__Problem to solve__. Copy every record below exactly.

## Begin Stored data

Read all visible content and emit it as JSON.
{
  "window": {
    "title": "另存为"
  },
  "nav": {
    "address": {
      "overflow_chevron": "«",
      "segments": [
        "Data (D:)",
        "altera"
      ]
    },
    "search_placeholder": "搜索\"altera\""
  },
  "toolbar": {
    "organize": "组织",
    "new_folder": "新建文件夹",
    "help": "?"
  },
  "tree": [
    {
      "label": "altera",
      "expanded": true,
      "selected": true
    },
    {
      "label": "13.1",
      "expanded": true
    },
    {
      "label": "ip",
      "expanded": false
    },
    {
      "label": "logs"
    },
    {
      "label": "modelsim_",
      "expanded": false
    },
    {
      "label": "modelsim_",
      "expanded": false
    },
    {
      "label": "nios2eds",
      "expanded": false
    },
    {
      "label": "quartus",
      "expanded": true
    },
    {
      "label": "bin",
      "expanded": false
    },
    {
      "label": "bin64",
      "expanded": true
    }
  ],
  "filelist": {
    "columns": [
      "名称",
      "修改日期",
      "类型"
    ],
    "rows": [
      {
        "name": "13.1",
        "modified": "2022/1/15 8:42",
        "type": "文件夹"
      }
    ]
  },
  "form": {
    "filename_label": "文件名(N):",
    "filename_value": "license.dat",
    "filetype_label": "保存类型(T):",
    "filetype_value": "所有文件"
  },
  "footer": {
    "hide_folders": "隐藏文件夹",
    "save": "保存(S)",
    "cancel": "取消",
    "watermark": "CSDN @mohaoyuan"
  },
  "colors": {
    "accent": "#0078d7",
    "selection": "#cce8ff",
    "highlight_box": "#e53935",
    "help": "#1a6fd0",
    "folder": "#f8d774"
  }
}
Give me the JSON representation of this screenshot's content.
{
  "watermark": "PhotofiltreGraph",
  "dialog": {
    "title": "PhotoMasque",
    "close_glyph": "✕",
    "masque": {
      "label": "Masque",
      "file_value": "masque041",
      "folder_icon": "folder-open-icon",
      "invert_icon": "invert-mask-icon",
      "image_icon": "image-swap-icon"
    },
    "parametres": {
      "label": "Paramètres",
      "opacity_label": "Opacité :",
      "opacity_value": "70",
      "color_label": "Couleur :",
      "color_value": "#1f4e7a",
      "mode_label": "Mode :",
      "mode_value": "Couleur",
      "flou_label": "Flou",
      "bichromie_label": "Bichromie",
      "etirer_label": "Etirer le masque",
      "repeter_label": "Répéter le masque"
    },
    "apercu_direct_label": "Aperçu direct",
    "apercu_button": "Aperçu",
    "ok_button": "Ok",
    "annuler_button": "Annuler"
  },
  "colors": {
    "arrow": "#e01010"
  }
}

## End Stored data

__Output for this exercise__.
Read all visible content and emit it as JSON.
{
  "window": {
    "title": "另存为"
  },
  "nav": {
    "address": {
      "overflow_chevron": "«",
      "segments": [
        "Data (D:)",
        "altera"
      ]
    },
    "search_placeholder": "搜索\"altera\""
  },
  "toolbar": {
    "organize": "组织",
    "new_folder": "新建文件夹",
    "help": "?"
  },
  "tree": [
    {
      "label": "altera",
      "expanded": true,
      "selected": true
    },
    {
      "label": "13.1",
      "expanded": true
    },
    {
      "label": "ip",
      "expanded": false
    },
    {
      "label": "logs"
    },
    {
      "label": "modelsim_",
      "expanded": false
    },
    {
      "label": "modelsim_",
      "expanded": false
    },
    {
      "label": "nios2eds",
      "expanded": false
    },
    {
      "label": "quartus",
      "expanded": true
    },
    {
      "label": "bin",
      "expanded": false
    },
    {
      "label": "bin64",
      "expanded": true
    }
  ],
  "filelist": {
    "columns": [
      "名称",
      "修改日期",
      "类型"
    ],
    "rows": [
      {
        "name": "13.1",
        "modified": "2022/1/15 8:42",
        "type": "文件夹"
      }
    ]
  },
  "form": {
    "filename_label": "文件名(N):",
    "filename_value": "license.dat",
    "filetype_label": "保存类型(T):",
    "filetype_value": "所有文件"
  },
  "footer": {
    "hide_folders": "隐藏文件夹",
    "save": "保存(S)",
    "cancel": "取消",
    "watermark": "CSDN @mohaoyuan"
  },
  "colors": {
    "accent": "#0078d7",
    "selection": "#cce8ff",
    "highlight_box": "#e53935",
    "help": "#1a6fd0",
    "folder": "#f8d774"
  }
}
Give me the JSON representation of this screenshot's content.
{
  "watermark": "PhotofiltreGraph",
  "dialog": {
    "title": "PhotoMasque",
    "close_glyph": "✕",
    "masque": {
      "label": "Masque",
      "file_value": "masque041",
      "folder_icon": "folder-open-icon",
      "invert_icon": "invert-mask-icon",
      "image_icon": "image-swap-icon"
    },
    "parametres": {
      "label": "Paramètres",
      "opacity_label": "Opacité :",
      "opacity_value": "70",
      "color_label": "Couleur :",
      "color_value": "#1f4e7a",
      "mode_label": "Mode :",
      "mode_value": "Couleur",
      "flou_label": "Flou",
      "bichromie_label": "Bichromie",
      "etirer_label": "Etirer le masque",
      "repeter_label": "Répéter le masque"
    },
    "apercu_direct_label": "Aperçu direct",
    "apercu_button": "Aperçu",
    "ok_button": "Ok",
    "annuler_button": "Annuler"
  },
  "colors": {
    "arrow": "#e01010"
  }
}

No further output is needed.